• Supplied material

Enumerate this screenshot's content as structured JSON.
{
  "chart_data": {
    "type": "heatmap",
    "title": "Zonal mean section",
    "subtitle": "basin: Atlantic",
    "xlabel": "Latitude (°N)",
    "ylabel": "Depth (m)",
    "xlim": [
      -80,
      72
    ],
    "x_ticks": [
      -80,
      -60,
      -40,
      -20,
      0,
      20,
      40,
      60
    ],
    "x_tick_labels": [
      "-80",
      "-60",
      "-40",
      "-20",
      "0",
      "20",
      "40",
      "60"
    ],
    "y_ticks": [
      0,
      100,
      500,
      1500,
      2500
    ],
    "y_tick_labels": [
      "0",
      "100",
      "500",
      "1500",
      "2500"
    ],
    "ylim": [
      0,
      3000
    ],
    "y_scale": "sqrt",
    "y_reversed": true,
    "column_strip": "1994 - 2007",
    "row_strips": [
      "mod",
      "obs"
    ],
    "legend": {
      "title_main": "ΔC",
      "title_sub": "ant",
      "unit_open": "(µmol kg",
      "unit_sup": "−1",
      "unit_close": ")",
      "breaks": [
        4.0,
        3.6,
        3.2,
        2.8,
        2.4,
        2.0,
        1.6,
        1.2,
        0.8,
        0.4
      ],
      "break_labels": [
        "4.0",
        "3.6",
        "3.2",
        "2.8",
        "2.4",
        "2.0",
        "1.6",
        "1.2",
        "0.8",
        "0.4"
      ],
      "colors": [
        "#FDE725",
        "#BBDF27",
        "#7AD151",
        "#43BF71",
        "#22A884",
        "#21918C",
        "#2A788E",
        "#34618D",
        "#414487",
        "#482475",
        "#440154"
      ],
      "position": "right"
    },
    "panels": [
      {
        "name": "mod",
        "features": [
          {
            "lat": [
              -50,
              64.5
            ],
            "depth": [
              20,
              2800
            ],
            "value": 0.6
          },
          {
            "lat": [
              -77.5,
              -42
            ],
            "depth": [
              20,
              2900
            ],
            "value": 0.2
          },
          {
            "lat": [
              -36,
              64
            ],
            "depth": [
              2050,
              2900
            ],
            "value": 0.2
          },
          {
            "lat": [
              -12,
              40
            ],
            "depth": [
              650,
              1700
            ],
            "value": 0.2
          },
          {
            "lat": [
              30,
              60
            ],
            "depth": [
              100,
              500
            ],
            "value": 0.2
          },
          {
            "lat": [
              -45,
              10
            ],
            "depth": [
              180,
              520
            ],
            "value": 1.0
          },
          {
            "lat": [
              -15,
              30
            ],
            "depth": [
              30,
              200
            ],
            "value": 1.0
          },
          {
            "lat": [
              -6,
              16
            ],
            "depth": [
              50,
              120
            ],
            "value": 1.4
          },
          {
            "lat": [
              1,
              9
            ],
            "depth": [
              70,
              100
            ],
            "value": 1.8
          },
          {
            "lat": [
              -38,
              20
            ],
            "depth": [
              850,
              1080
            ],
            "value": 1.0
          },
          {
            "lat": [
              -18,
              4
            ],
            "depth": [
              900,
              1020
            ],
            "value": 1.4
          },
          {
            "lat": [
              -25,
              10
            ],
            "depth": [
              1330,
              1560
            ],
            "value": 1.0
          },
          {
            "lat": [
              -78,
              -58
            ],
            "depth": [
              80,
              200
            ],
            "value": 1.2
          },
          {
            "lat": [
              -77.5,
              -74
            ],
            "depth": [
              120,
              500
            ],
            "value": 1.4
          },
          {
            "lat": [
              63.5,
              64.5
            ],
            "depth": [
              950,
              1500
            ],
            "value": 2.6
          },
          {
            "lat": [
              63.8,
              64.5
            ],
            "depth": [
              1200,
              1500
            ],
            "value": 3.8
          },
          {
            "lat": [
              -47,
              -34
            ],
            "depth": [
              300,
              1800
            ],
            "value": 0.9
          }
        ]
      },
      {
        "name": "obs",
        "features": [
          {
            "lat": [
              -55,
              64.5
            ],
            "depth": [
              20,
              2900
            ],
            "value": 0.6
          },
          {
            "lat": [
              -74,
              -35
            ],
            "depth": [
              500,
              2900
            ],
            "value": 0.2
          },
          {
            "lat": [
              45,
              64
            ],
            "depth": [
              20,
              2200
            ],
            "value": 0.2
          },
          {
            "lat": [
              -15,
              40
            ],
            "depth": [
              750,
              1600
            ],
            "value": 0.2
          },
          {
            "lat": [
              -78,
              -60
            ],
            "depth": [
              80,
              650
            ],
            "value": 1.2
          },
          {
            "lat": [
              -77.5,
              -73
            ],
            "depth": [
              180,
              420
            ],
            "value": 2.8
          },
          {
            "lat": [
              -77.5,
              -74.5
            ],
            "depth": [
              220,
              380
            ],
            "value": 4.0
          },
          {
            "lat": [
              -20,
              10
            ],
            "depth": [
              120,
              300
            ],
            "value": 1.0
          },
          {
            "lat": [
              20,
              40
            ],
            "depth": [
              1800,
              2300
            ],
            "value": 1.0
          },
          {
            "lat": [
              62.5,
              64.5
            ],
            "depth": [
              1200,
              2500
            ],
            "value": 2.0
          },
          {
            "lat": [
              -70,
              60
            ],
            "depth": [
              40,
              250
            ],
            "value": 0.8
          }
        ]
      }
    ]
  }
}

• Exercise aim
Recopy all the lines exactly as they appear.

• Final result
Enumerate this screenshot's content as structured JSON.
{
  "chart_data": {
    "type": "heatmap",
    "title": "Zonal mean section",
    "subtitle": "basin: Atlantic",
    "xlabel": "Latitude (°N)",
    "ylabel": "Depth (m)",
    "xlim": [
      -80,
      72
    ],
    "x_ticks": [
      -80,
      -60,
      -40,
      -20,
      0,
      20,
      40,
      60
    ],
    "x_tick_labels": [
      "-80",
      "-60",
      "-40",
      "-20",
      "0",
      "20",
      "40",
      "60"
    ],
    "y_ticks": [
      0,
      100,
      500,
      1500,
      2500
    ],
    "y_tick_labels": [
      "0",
      "100",
      "500",
      "1500",
      "2500"
    ],
    "ylim": [
      0,
      3000
    ],
    "y_scale": "sqrt",
    "y_reversed": true,
    "column_strip": "1994 - 2007",
    "row_strips": [
      "mod",
      "obs"
    ],
    "legend": {
      "title_main": "ΔC",
      "title_sub": "ant",
      "unit_open": "(µmol kg",
      "unit_sup": "−1",
      "unit_close": ")",
      "breaks": [
        4.0,
        3.6,
        3.2,
        2.8,
        2.4,
        2.0,
        1.6,
        1.2,
        0.8,
        0.4
      ],
      "break_labels": [
        "4.0",
        "3.6",
        "3.2",
        "2.8",
        "2.4",
        "2.0",
        "1.6",
        "1.2",
        "0.8",
        "0.4"
      ],
      "colors": [
        "#FDE725",
        "#BBDF27",
        "#7AD151",
        "#43BF71",
        "#22A884",
        "#21918C",
        "#2A788E",
        "#34618D",
        "#414487",
        "#482475",
        "#440154"
      ],
      "position": "right"
    },
    "panels": [
      {
        "name": "mod",
        "features": [
          {
            "lat": [
              -50,
              64.5
            ],
            "depth": [
              20,
              2800
            ],
            "value": 0.6
          },
          {
            "lat": [
              -77.5,
              -42
            ],
            "depth": [
              20,
              2900
            ],
            "value": 0.2
          },
          {
            "lat": [
              -36,
              64
            ],
            "depth": [
              2050,
              2900
            ],
            "value": 0.2
          },
          {
            "lat": [
              -12,
              40
            ],
            "depth": [
              650,
              1700
            ],
            "value": 0.2
          },
          {
            "lat": [
              30,
              60
            ],
            "depth": [
              100,
              500
            ],
            "value": 0.2
          },
          {
            "lat": [
              -45,
              10
            ],
            "depth": [
              180,
              520
            ],
            "value": 1.0
          },
          {
            "lat": [
              -15,
              30
            ],
            "depth": [
              30,
              200
            ],
            "value": 1.0
          },
          {
            "lat": [
              -6,
              16
            ],
            "depth": [
              50,
              120
            ],
            "value": 1.4
          },
          {
            "lat": [
              1,
              9
            ],
            "depth": [
              70,
              100
            ],
            "value": 1.8
          },
          {
            "lat": [
              -38,
              20
            ],
            "depth": [
              850,
              1080
            ],
            "value": 1.0
          },
          {
            "lat": [
              -18,
              4
            ],
            "depth": [
              900,
              1020
            ],
            "value": 1.4
          },
          {
            "lat": [
              -25,
              10
            ],
            "depth": [
              1330,
              1560
            ],
            "value": 1.0
          },
          {
            "lat": [
              -78,
              -58
            ],
            "depth": [
              80,
              200
            ],
            "value": 1.2
          },
          {
            "lat": [
              -77.5,
              -74
            ],
            "depth": [
              120,
              500
            ],
            "value": 1.4
          },
          {
            "lat": [
              63.5,
              64.5
            ],
            "depth": [
              950,
              1500
            ],
            "value": 2.6
          },
          {
            "lat": [
              63.8,
              64.5
            ],
            "depth": [
              1200,
              1500
            ],
            "value": 3.8
          },
          {
            "lat": [
              -47,
              -34
            ],
            "depth": [
              300,
              1800
            ],
            "value": 0.9
          }
        ]
      },
      {
        "name": "obs",
        "features": [
          {
            "lat": [
              -55,
              64.5
            ],
            "depth": [
              20,
              2900
            ],
            "value": 0.6
          },
          {
            "lat": [
              -74,
              -35
            ],
            "depth": [
              500,
              2900
            ],
            "value": 0.2
          },
          {
            "lat": [
              45,
              64
            ],
            "depth": [
              20,
              2200
            ],
            "value": 0.2
          },
          {
            "lat": [
              -15,
              40
            ],
            "depth": [
              750,
              1600
            ],
            "value": 0.2
          },
          {
            "lat": [
              -78,
              -60
            ],
            "depth": [
              80,
              650
            ],
            "value": 1.2
          },
          {
            "lat": [
              -77.5,
              -73
            ],
            "depth": [
              180,
              420
            ],
            "value": 2.8
          },
          {
            "lat": [
              -77.5,
              -74.5
            ],
            "depth": [
              220,
              380
            ],
            "value": 4.0
          },
          {
            "lat": [
              -20,
              10
            ],
            "depth": [
              120,
              300
            ],
            "value": 1.0
          },
          {
            "lat": [
              20,
              40
            ],
            "depth": [
              1800,
              2300
            ],
            "value": 1.0
          },
          {
            "lat": [
              62.5,
              64.5
            ],
            "depth": [
              1200,
              2500
            ],
            "value": 2.0
          },
          {
            "lat": [
              -70,
              60
            ],
            "depth": [
              40,
              250
            ],
            "value": 0.8
          }
        ]
      }
    ]
  }
}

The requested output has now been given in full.